→ **EXERCISE OBJECTIVE**
Please write out the complete listing that follows, exactly as it reads.

________________________

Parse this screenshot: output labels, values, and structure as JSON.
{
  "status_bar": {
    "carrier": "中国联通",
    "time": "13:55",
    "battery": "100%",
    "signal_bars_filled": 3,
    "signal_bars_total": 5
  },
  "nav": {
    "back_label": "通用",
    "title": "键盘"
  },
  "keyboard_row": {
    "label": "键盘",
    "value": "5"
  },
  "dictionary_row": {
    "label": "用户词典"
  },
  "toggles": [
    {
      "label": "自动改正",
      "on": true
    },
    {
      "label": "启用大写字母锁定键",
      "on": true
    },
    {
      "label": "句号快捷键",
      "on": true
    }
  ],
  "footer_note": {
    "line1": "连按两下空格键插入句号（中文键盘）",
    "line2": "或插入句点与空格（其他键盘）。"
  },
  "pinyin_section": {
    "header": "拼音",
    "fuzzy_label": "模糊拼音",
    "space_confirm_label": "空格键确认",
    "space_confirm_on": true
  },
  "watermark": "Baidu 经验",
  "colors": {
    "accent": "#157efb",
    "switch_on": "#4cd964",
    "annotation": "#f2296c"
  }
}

________________________

→ **FINISHED EXERCISE**
Parse this screenshot: output labels, values, and structure as JSON.
{
  "status_bar": {
    "carrier": "中国联通",
    "time": "13:55",
    "battery": "100%",
    "signal_bars_filled": 3,
    "signal_bars_total": 5
  },
  "nav": {
    "back_label": "通用",
    "title": "键盘"
  },
  "keyboard_row": {
    "label": "键盘",
    "value": "5"
  },
  "dictionary_row": {
    "label": "用户词典"
  },
  "toggles": [
    {
      "label": "自动改正",
      "on": true
    },
    {
      "label": "启用大写字母锁定键",
      "on": true
    },
    {
      "label": "句号快捷键",
      "on": true
    }
  ],
  "footer_note": {
    "line1": "连按两下空格键插入句号（中文键盘）",
    "line2": "或插入句点与空格（其他键盘）。"
  },
  "pinyin_section": {
    "header": "拼音",
    "fuzzy_label": "模糊拼音",
    "space_confirm_label": "空格键确认",
    "space_confirm_on": true
  },
  "watermark": "Baidu 经验",
  "colors": {
    "accent": "#157efb",
    "switch_on": "#4cd964",
    "annotation": "#f2296c"
  }
}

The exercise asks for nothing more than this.